_Exercise goal_
Reproduce the listing below verbatim.

_Material_
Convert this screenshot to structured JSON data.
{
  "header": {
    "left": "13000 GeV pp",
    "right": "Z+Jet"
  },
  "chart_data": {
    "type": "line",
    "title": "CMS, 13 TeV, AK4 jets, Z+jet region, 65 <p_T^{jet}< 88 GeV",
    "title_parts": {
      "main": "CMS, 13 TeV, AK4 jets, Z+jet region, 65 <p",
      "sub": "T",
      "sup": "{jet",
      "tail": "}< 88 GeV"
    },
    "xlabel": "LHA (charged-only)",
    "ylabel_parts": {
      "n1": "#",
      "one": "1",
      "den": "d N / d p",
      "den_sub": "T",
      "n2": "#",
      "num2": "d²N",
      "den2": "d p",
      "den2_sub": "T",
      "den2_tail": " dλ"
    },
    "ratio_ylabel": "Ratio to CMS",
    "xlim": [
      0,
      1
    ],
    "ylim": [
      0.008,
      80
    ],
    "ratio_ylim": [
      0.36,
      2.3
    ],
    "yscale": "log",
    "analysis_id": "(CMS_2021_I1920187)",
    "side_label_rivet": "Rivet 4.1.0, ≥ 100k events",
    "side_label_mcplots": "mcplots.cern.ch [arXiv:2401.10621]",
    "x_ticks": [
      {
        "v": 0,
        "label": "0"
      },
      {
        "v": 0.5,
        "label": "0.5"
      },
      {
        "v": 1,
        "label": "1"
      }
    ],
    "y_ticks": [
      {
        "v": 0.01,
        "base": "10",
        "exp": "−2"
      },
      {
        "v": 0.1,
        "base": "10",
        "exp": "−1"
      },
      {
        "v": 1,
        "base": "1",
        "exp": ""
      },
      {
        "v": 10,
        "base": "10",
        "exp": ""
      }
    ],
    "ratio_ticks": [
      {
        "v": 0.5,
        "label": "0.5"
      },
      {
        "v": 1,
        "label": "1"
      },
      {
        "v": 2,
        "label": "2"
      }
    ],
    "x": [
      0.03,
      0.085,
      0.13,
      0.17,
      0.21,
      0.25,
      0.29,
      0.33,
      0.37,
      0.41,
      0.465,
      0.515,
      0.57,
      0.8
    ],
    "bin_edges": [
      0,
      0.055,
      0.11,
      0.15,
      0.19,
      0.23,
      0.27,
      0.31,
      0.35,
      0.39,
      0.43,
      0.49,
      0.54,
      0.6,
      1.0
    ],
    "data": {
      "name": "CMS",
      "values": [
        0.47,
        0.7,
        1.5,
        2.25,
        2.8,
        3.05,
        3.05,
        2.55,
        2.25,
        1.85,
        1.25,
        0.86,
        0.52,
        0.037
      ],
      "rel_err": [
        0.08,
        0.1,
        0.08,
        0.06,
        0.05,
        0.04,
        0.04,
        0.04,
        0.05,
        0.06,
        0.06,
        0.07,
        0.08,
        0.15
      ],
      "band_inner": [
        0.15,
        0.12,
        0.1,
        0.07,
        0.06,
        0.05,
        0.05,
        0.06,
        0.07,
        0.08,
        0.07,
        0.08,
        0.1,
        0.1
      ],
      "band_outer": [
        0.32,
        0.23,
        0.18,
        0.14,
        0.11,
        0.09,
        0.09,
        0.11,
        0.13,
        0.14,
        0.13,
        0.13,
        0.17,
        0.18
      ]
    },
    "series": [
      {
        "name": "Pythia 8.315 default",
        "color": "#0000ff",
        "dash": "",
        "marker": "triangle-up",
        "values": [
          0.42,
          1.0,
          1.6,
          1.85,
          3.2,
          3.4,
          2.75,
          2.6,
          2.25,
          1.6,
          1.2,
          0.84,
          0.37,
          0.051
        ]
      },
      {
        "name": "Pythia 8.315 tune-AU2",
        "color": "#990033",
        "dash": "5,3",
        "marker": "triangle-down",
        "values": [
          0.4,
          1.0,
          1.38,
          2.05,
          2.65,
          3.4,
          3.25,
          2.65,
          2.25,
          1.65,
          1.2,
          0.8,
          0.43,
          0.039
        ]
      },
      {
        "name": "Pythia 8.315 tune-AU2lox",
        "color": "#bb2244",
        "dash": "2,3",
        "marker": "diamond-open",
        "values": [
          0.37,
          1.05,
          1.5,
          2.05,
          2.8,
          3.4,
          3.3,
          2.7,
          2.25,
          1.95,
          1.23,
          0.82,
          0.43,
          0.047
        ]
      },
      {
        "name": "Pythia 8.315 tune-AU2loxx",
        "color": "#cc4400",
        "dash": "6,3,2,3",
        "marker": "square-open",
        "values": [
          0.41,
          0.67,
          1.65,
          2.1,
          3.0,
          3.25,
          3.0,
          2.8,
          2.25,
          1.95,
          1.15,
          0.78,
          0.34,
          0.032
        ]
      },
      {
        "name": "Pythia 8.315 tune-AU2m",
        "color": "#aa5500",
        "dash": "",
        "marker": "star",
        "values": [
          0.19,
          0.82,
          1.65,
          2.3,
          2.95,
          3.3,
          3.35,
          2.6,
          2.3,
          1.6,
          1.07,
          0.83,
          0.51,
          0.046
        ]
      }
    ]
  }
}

_Complete answer_
Convert this screenshot to structured JSON data.
{
  "header": {
    "left": "13000 GeV pp",
    "right": "Z+Jet"
  },
  "chart_data": {
    "type": "line",
    "title": "CMS, 13 TeV, AK4 jets, Z+jet region, 65 <p_T^{jet}< 88 GeV",
    "title_parts": {
      "main": "CMS, 13 TeV, AK4 jets, Z+jet region, 65 <p",
      "sub": "T",
      "sup": "{jet",
      "tail": "}< 88 GeV"
    },
    "xlabel": "LHA (charged-only)",
    "ylabel_parts": {
      "n1": "#",
      "one": "1",
      "den": "d N / d p",
      "den_sub": "T",
      "n2": "#",
      "num2": "d²N",
      "den2": "d p",
      "den2_sub": "T",
      "den2_tail": " dλ"
    },
    "ratio_ylabel": "Ratio to CMS",
    "xlim": [
      0,
      1
    ],
    "ylim": [
      0.008,
      80
    ],
    "ratio_ylim": [
      0.36,
      2.3
    ],
    "yscale": "log",
    "analysis_id": "(CMS_2021_I1920187)",
    "side_label_rivet": "Rivet 4.1.0, ≥ 100k events",
    "side_label_mcplots": "mcplots.cern.ch [arXiv:2401.10621]",
    "x_ticks": [
      {
        "v": 0,
        "label": "0"
      },
      {
        "v": 0.5,
        "label": "0.5"
      },
      {
        "v": 1,
        "label": "1"
      }
    ],
    "y_ticks": [
      {
        "v": 0.01,
        "base": "10",
        "exp": "−2"
      },
      {
        "v": 0.1,
        "base": "10",
        "exp": "−1"
      },
      {
        "v": 1,
        "base": "1",
        "exp": ""
      },
      {
        "v": 10,
        "base": "10",
        "exp": ""
      }
    ],
    "ratio_ticks": [
      {
        "v": 0.5,
        "label": "0.5"
      },
      {
        "v": 1,
        "label": "1"
      },
      {
        "v": 2,
        "label": "2"
      }
    ],
    "x": [
      0.03,
      0.085,
      0.13,
      0.17,
      0.21,
      0.25,
      0.29,
      0.33,
      0.37,
      0.41,
      0.465,
      0.515,
      0.57,
      0.8
    ],
    "bin_edges": [
      0,
      0.055,
      0.11,
      0.15,
      0.19,
      0.23,
      0.27,
      0.31,
      0.35,
      0.39,
      0.43,
      0.49,
      0.54,
      0.6,
      1.0
    ],
    "data": {
      "name": "CMS",
      "values": [
        0.47,
        0.7,
        1.5,
        2.25,
        2.8,
        3.05,
        3.05,
        2.55,
        2.25,
        1.85,
        1.25,
        0.86,
        0.52,
        0.037
      ],
      "rel_err": [
        0.08,
        0.1,
        0.08,
        0.06,
        0.05,
        0.04,
        0.04,
        0.04,
        0.05,
        0.06,
        0.06,
        0.07,
        0.08,
        0.15
      ],
      "band_inner": [
        0.15,
        0.12,
        0.1,
        0.07,
        0.06,
        0.05,
        0.05,
        0.06,
        0.07,
        0.08,
        0.07,
        0.08,
        0.1,
        0.1
      ],
      "band_outer": [
        0.32,
        0.23,
        0.18,
        0.14,
        0.11,
        0.09,
        0.09,
        0.11,
        0.13,
        0.14,
        0.13,
        0.13,
        0.17,
        0.18
      ]
    },
    "series": [
      {
        "name": "Pythia 8.315 default",
        "color": "#0000ff",
        "dash": "",
        "marker": "triangle-up",
        "values": [
          0.42,
          1.0,
          1.6,
          1.85,
          3.2,
          3.4,
          2.75,
          2.6,
          2.25,
          1.6,
          1.2,
          0.84,
          0.37,
          0.051
        ]
      },
      {
        "name": "Pythia 8.315 tune-AU2",
        "color": "#990033",
        "dash": "5,3",
        "marker": "triangle-down",
        "values": [
          0.4,
          1.0,
          1.38,
          2.05,
          2.65,
          3.4,
          3.25,
          2.65,
          2.25,
          1.65,
          1.2,
          0.8,
          0.43,
          0.039
        ]
      },
      {
        "name": "Pythia 8.315 tune-AU2lox",
        "color": "#bb2244",
        "dash": "2,3",
        "marker": "diamond-open",
        "values": [
          0.37,
          1.05,
          1.5,
          2.05,
          2.8,
          3.4,
          3.3,
          2.7,
          2.25,
          1.95,
          1.23,
          0.82,
          0.43,
          0.047
        ]
      },
      {
        "name": "Pythia 8.315 tune-AU2loxx",
        "color": "#cc4400",
        "dash": "6,3,2,3",
        "marker": "square-open",
        "values": [
          0.41,
          0.67,
          1.65,
          2.1,
          3.0,
          3.25,
          3.0,
          2.8,
          2.25,
          1.95,
          1.15,
          0.78,
          0.34,
          0.032
        ]
      },
      {
        "name": "Pythia 8.315 tune-AU2m",
        "color": "#aa5500",
        "dash": "",
        "marker": "star",
        "values": [
          0.19,
          0.82,
          1.65,
          2.3,
          2.95,
          3.3,
          3.35,
          2.6,
          2.3,
          1.6,
          1.07,
          0.83,
          0.51,
          0.046
        ]
      }
    ]
  }
}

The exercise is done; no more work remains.